Single by David Guetta and Glowinthedark featuring Harrison
- Released: 17 June 2013
- Recorded: 2013
- Genre: Big room house
- Length: 6:03
- Label: Jack Back; Parlophone;
- Songwriters: Abrigael Ramos; Albert Budhai; David Guetta; Giorgio Tuinfort; Harrison Shaw; Thomas Leithead-Docherty; Jean Baptiste;
- Producers: David Guetta; Giorgio Tuinfort; Glowinthedark;

David Guetta singles chronology
| "Right Now" (2013) | "Ain't a Party" (2013) | "Shot Me Down" (2014) |

Glowinthedark singles chronology
|  | "Ain't a Party" (2013) | "Clap Your Hands" (2015) |

Harrison singles chronology
|  | "Ain't a Party" (2013) | "Sally" (2015) |

= Ain't a Party =

"Ain't a Party" is a song by French house music producer and disc jockey (DJ) David Guetta and Dutch duo Glowinthedark, featuring vocals from Harrison Shaw. The song was released as the lead single from Guetta's compilation album Fuck Me I'm Famous – Ibiza Mix 2013. The song was written by Harrison who originally recorded on the project in February 2013 after meeting Chuckie who had introduced him to Glowinthedark, After receiving a rough instrumental from Albert Budhai. The track went on to become a massive success at Miami's Ultra Music Festival where Guetta first heard the track and signed the record and added additional production with Giorgio Tuinfort, Jean Baptiste, Albert Budhai, Abrigael Ramos, and with additional uncredited guitar performed by Pierre-Luc Rioux.

★ ★ ★

Directives:
1. From the "Ain't a Party" article, reproduce the passage that begins at the words "Harrison singles chronology" and stops after "by Pierre-Luc Rioux.".
2. Decide whether each statement agrees with the "Ain't a Party" article. Answer yes or no, and quote the deciding words.
(a) The song was released on 17 June 2013.
(b) Glowinthedark is a French duo.
(c) Pierre-Luc Rioux received credit for the guitar on the track.
3. According to the "Ain't a Party" article, who gave Harrison the rough instrumental?

Element-and-box listings:

★ ★ ★

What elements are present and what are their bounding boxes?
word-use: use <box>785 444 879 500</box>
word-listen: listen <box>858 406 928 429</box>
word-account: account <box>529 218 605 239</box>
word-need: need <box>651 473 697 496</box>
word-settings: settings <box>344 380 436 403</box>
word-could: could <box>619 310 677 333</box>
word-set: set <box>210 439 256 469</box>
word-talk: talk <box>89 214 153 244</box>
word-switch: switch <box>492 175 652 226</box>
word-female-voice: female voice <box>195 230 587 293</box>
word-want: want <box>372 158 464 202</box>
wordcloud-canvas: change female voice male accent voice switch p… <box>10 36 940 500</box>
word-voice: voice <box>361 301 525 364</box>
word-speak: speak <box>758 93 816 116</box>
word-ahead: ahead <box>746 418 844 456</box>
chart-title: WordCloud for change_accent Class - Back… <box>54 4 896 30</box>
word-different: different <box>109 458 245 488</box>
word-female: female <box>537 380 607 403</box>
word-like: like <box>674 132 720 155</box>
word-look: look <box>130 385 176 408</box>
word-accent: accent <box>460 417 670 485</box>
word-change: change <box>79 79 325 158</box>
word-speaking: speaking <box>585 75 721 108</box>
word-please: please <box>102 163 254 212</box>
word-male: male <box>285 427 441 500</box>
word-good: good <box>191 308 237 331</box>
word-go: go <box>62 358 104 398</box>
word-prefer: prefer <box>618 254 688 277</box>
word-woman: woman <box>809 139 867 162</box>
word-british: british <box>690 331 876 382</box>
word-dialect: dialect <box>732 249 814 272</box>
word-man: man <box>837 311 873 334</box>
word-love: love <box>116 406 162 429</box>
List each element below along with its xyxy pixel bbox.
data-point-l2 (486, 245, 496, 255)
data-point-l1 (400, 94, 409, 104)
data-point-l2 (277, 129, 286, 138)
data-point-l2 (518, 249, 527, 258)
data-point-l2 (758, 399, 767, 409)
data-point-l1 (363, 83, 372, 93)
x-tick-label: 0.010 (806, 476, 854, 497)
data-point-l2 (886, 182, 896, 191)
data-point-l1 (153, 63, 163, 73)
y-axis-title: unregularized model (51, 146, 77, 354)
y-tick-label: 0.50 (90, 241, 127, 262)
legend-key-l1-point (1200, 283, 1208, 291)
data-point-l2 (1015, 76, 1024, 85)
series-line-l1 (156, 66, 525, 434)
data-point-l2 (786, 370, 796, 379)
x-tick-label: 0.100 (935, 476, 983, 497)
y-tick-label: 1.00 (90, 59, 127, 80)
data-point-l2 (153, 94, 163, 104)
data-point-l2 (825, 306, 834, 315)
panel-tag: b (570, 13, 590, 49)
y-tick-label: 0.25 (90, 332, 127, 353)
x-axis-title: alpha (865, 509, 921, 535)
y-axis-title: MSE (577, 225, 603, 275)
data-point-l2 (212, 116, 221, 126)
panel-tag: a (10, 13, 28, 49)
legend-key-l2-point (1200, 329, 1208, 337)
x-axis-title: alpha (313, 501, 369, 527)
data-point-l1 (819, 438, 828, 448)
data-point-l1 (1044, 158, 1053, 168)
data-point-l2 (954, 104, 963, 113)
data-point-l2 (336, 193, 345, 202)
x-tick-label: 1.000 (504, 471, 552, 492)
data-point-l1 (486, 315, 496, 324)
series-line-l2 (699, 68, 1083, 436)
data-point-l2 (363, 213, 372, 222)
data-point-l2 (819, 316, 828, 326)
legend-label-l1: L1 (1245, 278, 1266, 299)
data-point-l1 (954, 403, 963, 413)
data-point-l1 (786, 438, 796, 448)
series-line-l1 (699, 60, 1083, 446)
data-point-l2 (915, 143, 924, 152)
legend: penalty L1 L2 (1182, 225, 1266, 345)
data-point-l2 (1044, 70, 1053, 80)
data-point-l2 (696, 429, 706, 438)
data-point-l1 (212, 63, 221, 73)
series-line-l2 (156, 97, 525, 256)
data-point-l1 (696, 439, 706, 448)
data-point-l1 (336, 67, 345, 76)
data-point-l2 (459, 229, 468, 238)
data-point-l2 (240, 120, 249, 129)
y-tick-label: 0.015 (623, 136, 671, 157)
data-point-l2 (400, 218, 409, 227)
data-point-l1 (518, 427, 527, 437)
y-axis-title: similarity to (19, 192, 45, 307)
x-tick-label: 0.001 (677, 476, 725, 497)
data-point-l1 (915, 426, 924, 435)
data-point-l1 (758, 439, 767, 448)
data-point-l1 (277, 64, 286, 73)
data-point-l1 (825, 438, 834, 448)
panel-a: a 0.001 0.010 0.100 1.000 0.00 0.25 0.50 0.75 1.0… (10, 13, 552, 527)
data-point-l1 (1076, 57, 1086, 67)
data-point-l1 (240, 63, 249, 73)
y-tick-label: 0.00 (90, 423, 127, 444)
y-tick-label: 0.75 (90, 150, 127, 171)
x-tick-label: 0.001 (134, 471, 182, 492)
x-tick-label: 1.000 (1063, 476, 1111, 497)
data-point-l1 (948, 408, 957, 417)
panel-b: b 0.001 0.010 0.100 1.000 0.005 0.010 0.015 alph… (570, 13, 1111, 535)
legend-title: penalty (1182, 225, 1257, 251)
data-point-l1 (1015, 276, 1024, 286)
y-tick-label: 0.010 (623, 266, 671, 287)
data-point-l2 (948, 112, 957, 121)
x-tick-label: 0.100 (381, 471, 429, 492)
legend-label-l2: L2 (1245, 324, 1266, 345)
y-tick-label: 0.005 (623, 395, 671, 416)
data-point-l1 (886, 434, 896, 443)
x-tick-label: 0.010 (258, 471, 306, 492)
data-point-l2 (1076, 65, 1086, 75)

★ ★ ★

Solution list:
1.
Harrison singles chronology
|  | "Ain't a Party" (2013) | "Sally" (2015) |

= Ain't a Party =

"Ain't a Party" is a song by French house music producer and disc jockey (DJ) David Guetta and Dutch duo Glowinthedark, featuring vocals from Harrison Shaw. The song was released as the lead single from Guetta's compilation album Fuck Me I'm Famous – Ibiza Mix 2013. The song was written by Harrison who originally recorded on the project in February 2013 after meeting Chuckie who had introduced him to Glowinthedark, After receiving a rough instrumental from Albert Budhai. The track went on to become a massive success at Miami's Ultra Music Festival where Guetta first heard the track and signed the record and added additional production with Giorgio Tuinfort, Jean Baptiste, Albert Budhai, Abrigael Ramos, and with additional uncredited guitar performed by Pierre-Luc Rioux.

2.
(a) Yes: "Released: 17 June 2013"
(b) No: "Dutch duo Glowinthedark"
(c) No: "additional uncredited guitar performed by Pierre-Luc Rioux"

3. Albert Budhai.